Was the Civil War Tragic?

A recent post over at Brooks Simpson’s Crossroads has got me thinking about the tragic nature of the Civil War.  Brooks offers the following in response to two recent editorials by Ta-Nehisi Coates and Richard Cohen:

Was it an awful war?  Sure.  Was it tragic?  In some ways, yes, but not necessarily in the ways in which Coates contests the term.  It was tragic that white Americans could not bring themselves to realize the promise of their own revolutionary and Revolutionary rhetoric.  It was tragic that in the end they could not bring an end to slavery short of secession and war.  Doubtless Coates would agree that Reconstruction was a regrettable tragedy that illustrated the same shortcomings.  In short, even as the destruction of slavery is cause for celebration, that it had to come to that through war is cause for reflection and contemplation.  Moreover, if we continue to concentrate on the story of the destruction of slavery and the achievement of emancipation as a wartime phenomenon, we risk losing sight of the fact that what freedom meant remained undefined and incomplete, and that during Reconstruction, a truly tragic era, white Americans once more fell short of realizing the ideals which they claimed to cherish, leaving a legacy with which we still wrestle.

I tend to agree with Brooks’s assessment, but I wonder if this characterization of the tragic nature of the war reflects the continued hold that the “War to End Slavery Narrative” exercises over our collective memory.  Yes, I am reflecting on this in the wake of having finished reading Gary Gallagher’s new book, The Union War.  In other words, our definition of what makes the war tragic reflects the value that we have come to place on emancipation and slavery, which may not match up so easily with how the citizens of the United States in the 1860s viewed the meaning of the war.

SET OF TASKS:
(A) List every person named in the post on whether the Civil War was tragic, giving each full name once.
(B) In the post on whether the Civil War was tragic, repeat word for word the passage starting with "I tend to agree" and going on through "of the war.".
The stored items that come next are not needed for the work on this text.

Stored items
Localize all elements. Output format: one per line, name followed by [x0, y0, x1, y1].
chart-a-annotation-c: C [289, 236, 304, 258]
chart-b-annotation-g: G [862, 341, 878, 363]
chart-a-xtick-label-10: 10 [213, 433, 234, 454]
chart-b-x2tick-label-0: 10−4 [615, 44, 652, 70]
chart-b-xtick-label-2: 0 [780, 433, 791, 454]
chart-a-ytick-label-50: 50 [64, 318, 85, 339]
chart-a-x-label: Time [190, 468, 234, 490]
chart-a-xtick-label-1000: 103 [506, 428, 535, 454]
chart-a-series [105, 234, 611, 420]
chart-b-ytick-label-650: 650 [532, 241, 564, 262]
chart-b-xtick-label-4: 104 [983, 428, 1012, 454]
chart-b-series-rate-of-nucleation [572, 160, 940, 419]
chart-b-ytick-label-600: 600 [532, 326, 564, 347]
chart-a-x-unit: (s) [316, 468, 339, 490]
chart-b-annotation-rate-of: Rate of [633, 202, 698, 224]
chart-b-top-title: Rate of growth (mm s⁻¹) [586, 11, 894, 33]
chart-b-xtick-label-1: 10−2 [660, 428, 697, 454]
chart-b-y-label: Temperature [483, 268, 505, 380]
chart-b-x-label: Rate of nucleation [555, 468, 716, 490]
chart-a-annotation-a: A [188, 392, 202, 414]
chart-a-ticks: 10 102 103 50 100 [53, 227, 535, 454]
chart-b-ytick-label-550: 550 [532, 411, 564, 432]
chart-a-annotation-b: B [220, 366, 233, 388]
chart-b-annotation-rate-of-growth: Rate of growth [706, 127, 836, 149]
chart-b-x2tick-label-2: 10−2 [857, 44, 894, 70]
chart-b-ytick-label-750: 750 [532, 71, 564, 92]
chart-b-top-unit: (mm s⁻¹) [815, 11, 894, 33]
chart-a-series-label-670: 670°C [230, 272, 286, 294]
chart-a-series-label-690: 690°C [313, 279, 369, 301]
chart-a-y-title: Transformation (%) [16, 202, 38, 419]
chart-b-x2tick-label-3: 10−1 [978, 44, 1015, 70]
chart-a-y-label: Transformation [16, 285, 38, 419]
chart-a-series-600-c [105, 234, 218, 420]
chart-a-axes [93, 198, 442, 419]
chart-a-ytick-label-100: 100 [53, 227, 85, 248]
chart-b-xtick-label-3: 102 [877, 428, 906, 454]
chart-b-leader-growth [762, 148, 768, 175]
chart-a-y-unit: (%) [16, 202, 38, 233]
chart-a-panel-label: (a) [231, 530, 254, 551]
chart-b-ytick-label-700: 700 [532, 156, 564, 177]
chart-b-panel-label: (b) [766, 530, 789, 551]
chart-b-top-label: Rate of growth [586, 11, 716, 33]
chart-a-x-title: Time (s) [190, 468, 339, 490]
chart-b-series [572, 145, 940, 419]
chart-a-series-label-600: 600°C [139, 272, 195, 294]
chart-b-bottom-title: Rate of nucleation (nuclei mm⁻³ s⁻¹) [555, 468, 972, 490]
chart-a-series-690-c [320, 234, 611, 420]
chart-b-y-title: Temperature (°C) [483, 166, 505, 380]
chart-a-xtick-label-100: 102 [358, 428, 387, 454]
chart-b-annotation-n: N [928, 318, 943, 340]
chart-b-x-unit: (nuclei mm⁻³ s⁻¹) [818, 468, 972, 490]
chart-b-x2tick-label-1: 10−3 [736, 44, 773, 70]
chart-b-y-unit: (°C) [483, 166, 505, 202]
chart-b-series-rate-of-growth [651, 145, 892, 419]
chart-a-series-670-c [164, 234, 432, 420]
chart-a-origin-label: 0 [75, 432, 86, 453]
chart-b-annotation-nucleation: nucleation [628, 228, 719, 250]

SOLUTION LIST:
(A) Brooks Simpson, Ta-Nehisi Coates, Richard Cohen, Gary Gallagher

(B)
I tend to agree with Brooks’s assessment, but I wonder if this characterization of the tragic nature of the war reflects the continued hold that the “War to End Slavery Narrative” exercises over our collective memory.  Yes, I am reflecting on this in the wake of having finished reading Gary Gallagher’s new book, The Union War.  In other words, our definition of what makes the war tragic reflects the value that we have come to place on emancipation and slavery, which may not match up so easily with how the citizens of the United States in the 1860s viewed the meaning of the war.